_Stated problem:_
Repeat the lines that follow, leaving nothing out.

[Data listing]
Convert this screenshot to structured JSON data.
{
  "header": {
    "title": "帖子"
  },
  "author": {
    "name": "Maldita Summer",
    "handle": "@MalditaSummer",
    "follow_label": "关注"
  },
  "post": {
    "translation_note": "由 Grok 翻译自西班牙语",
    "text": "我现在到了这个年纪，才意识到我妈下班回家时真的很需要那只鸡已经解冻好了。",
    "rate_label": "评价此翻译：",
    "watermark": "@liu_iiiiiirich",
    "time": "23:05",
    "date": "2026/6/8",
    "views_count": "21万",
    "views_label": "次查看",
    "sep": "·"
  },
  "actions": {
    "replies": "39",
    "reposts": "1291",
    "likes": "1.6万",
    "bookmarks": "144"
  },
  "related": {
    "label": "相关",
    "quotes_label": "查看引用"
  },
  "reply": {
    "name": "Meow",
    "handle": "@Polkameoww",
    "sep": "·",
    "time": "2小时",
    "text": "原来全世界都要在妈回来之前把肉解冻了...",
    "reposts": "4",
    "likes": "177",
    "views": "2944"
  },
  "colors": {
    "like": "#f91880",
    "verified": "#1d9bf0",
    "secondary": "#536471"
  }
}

_Completed exercise:_
Convert this screenshot to structured JSON data.
{
  "header": {
    "title": "帖子"
  },
  "author": {
    "name": "Maldita Summer",
    "handle": "@MalditaSummer",
    "follow_label": "关注"
  },
  "post": {
    "translation_note": "由 Grok 翻译自西班牙语",
    "text": "我现在到了这个年纪，才意识到我妈下班回家时真的很需要那只鸡已经解冻好了。",
    "rate_label": "评价此翻译：",
    "watermark": "@liu_iiiiiirich",
    "time": "23:05",
    "date": "2026/6/8",
    "views_count": "21万",
    "views_label": "次查看",
    "sep": "·"
  },
  "actions": {
    "replies": "39",
    "reposts": "1291",
    "likes": "1.6万",
    "bookmarks": "144"
  },
  "related": {
    "label": "相关",
    "quotes_label": "查看引用"
  },
  "reply": {
    "name": "Meow",
    "handle": "@Polkameoww",
    "sep": "·",
    "time": "2小时",
    "text": "原来全世界都要在妈回来之前把肉解冻了...",
    "reposts": "4",
    "likes": "177",
    "views": "2944"
  },
  "colors": {
    "like": "#f91880",
    "verified": "#1d9bf0",
    "secondary": "#536471"
  }
}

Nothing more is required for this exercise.